# EXERCISE
Repeat the records verbatim and leave the pictures out of your copy.
■ ■ ■ ■ ■
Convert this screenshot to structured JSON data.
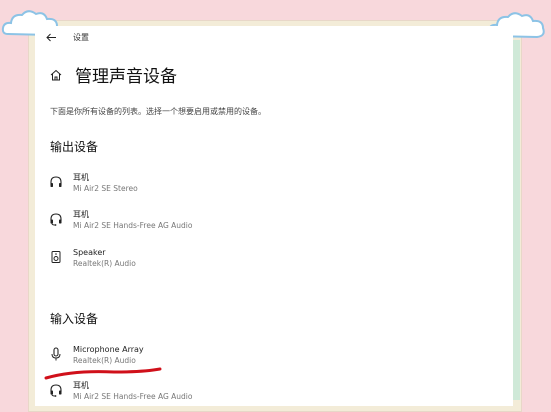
{
  "window": {
    "title": "设置"
  },
  "page": {
    "title": "管理声音设备",
    "description": "下面是你所有设备的列表。选择一个想要启用或禁用的设备。"
  },
  "output_section": {
    "title": "输出设备",
    "devices": [
      {
        "name": "耳机",
        "detail": "Mi Air2 SE Stereo",
        "icon": "headphones-icon"
      },
      {
        "name": "耳机",
        "detail": "Mi Air2 SE Hands-Free AG Audio",
        "icon": "headset-icon"
      },
      {
        "name": "Speaker",
        "detail": "Realtek(R) Audio",
        "icon": "speaker-icon"
      }
    ]
  },
  "input_section": {
    "title": "输入设备",
    "devices": [
      {
        "name": "Microphone Array",
        "detail": "Realtek(R) Audio",
        "icon": "microphone-icon"
      },
      {
        "name": "耳机",
        "detail": "Mi Air2 SE Hands-Free AG Audio",
        "icon": "headset-icon"
      }
    ]
  },
  "colors": {
    "background": "#f8d8dc",
    "annotation": "#d0101a",
    "frame": "#f3ecd8"
  }
}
■ ■ ■ ■ ■
# RIGHT ANSWER
Convert this screenshot to structured JSON data.
{
  "window": {
    "title": "设置"
  },
  "page": {
    "title": "管理声音设备",
    "description": "下面是你所有设备的列表。选择一个想要启用或禁用的设备。"
  },
  "output_section": {
    "title": "输出设备",
    "devices": [
      {
        "name": "耳机",
        "detail": "Mi Air2 SE Stereo",
        "icon": "headphones-icon"
      },
      {
        "name": "耳机",
        "detail": "Mi Air2 SE Hands-Free AG Audio",
        "icon": "headset-icon"
      },
      {
        "name": "Speaker",
        "detail": "Realtek(R) Audio",
        "icon": "speaker-icon"
      }
    ]
  },
  "input_section": {
    "title": "输入设备",
    "devices": [
      {
        "name": "Microphone Array",
        "detail": "Realtek(R) Audio",
        "icon": "microphone-icon"
      },
      {
        "name": "耳机",
        "detail": "Mi Air2 SE Hands-Free AG Audio",
        "icon": "headset-icon"
      }
    ]
  },
  "colors": {
    "background": "#f8d8dc",
    "annotation": "#d0101a",
    "frame": "#f3ecd8"
  }
}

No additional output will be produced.